Collected data entries
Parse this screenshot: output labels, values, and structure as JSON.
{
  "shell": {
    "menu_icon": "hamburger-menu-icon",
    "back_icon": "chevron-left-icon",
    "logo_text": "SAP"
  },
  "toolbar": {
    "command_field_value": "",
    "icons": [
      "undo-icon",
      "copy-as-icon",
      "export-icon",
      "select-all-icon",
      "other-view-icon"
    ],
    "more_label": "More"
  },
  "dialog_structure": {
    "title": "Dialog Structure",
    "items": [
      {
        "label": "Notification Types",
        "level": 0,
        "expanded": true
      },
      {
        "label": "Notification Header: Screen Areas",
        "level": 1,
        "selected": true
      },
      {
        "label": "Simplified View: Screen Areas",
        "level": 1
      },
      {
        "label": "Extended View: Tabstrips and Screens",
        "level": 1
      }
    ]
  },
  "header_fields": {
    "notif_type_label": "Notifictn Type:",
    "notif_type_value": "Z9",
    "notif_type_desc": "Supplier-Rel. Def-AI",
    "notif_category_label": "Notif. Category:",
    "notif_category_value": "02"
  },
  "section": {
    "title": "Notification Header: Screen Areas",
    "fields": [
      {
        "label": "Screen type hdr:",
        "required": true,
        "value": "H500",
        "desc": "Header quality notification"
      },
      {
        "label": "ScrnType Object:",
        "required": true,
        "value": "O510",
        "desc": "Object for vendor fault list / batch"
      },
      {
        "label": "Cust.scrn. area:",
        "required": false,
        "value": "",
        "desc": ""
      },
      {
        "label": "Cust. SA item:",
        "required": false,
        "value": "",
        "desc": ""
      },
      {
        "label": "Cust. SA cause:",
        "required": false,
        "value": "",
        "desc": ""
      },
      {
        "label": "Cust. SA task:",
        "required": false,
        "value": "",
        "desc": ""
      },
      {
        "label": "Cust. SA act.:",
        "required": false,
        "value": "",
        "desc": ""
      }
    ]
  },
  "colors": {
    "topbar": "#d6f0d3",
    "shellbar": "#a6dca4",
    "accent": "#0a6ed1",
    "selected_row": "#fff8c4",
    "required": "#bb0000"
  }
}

Short exercise:
Extract all lines that hold the word "true".

Finished exercise:
        "expanded": true
        "selected": true
        "required": true,
        "required": true,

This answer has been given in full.